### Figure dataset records
====

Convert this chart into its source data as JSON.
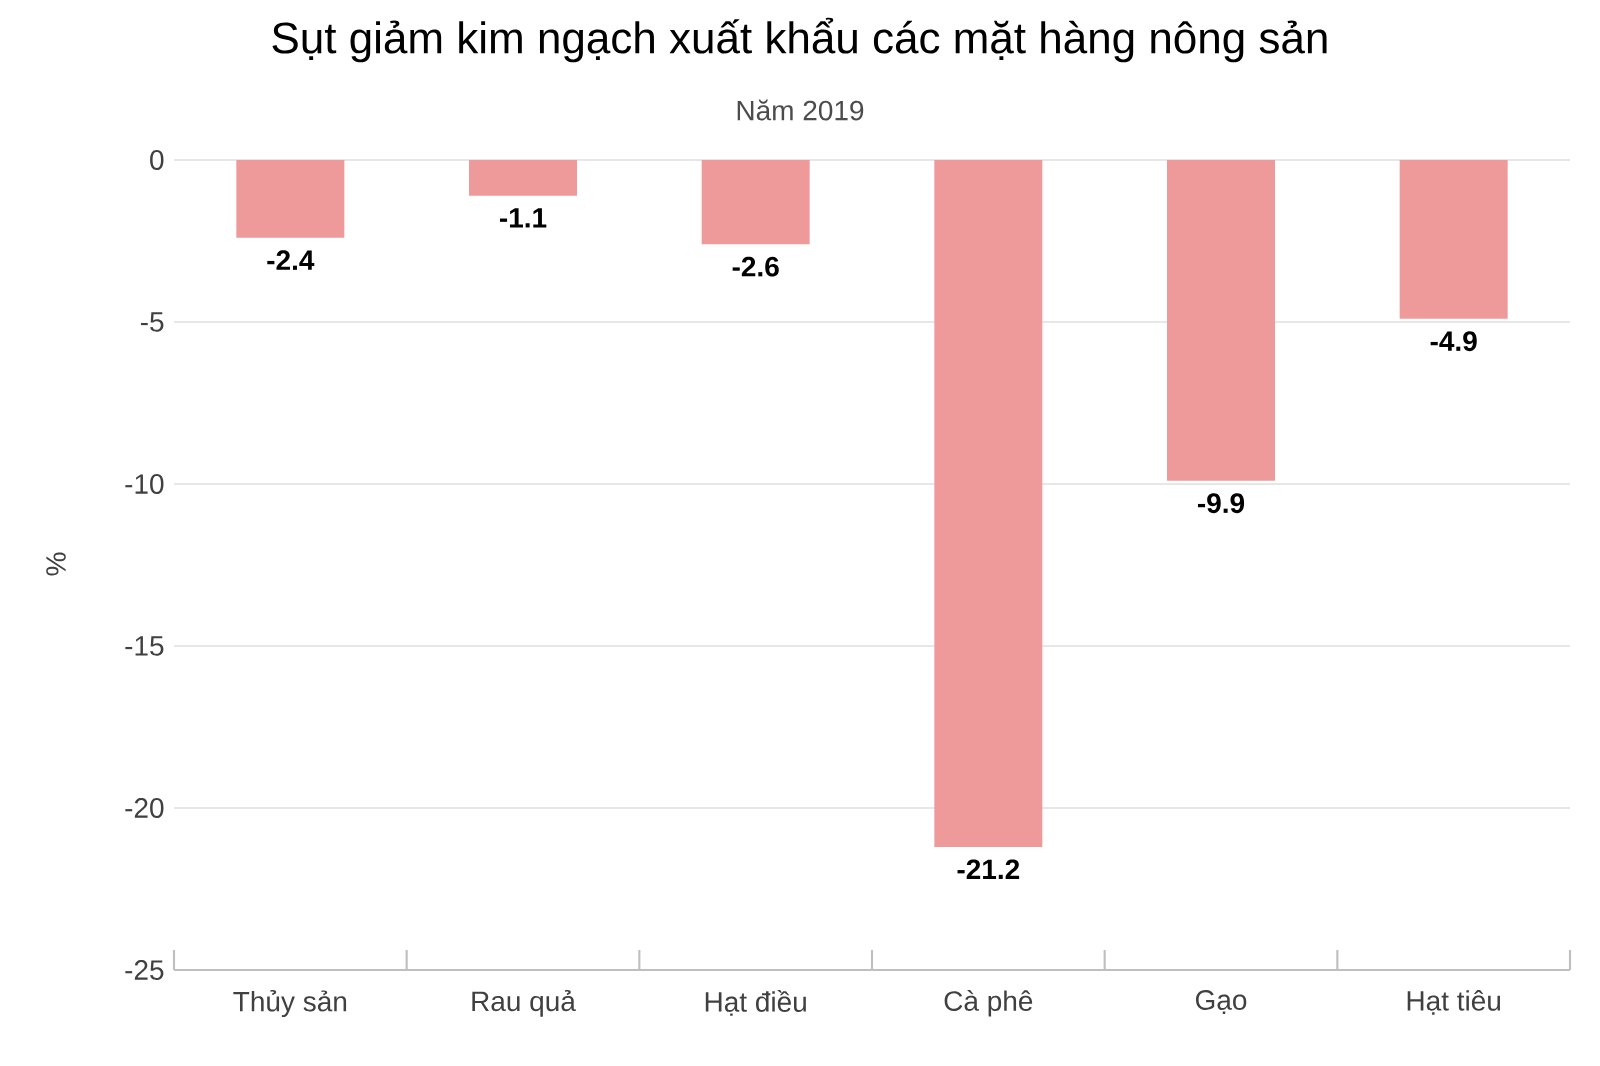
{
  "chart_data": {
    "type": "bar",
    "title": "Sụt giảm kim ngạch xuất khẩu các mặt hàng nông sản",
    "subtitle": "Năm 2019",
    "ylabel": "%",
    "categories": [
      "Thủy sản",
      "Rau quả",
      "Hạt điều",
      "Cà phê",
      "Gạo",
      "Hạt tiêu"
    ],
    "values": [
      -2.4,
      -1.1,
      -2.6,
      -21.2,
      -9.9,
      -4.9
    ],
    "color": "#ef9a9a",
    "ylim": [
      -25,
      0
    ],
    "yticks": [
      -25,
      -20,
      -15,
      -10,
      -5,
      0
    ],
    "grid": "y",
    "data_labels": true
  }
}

====

### Instructions for the task
Each line above is to be copied verbatim. Drop any image from the copy.

### Correct output
Convert this chart into its source data as JSON.
{
  "chart_data": {
    "type": "bar",
    "title": "Sụt giảm kim ngạch xuất khẩu các mặt hàng nông sản",
    "subtitle": "Năm 2019",
    "ylabel": "%",
    "categories": [
      "Thủy sản",
      "Rau quả",
      "Hạt điều",
      "Cà phê",
      "Gạo",
      "Hạt tiêu"
    ],
    "values": [
      -2.4,
      -1.1,
      -2.6,
      -21.2,
      -9.9,
      -4.9
    ],
    "color": "#ef9a9a",
    "ylim": [
      -25,
      0
    ],
    "yticks": [
      -25,
      -20,
      -15,
      -10,
      -5,
      0
    ],
    "grid": "y",
    "data_labels": true
  }
}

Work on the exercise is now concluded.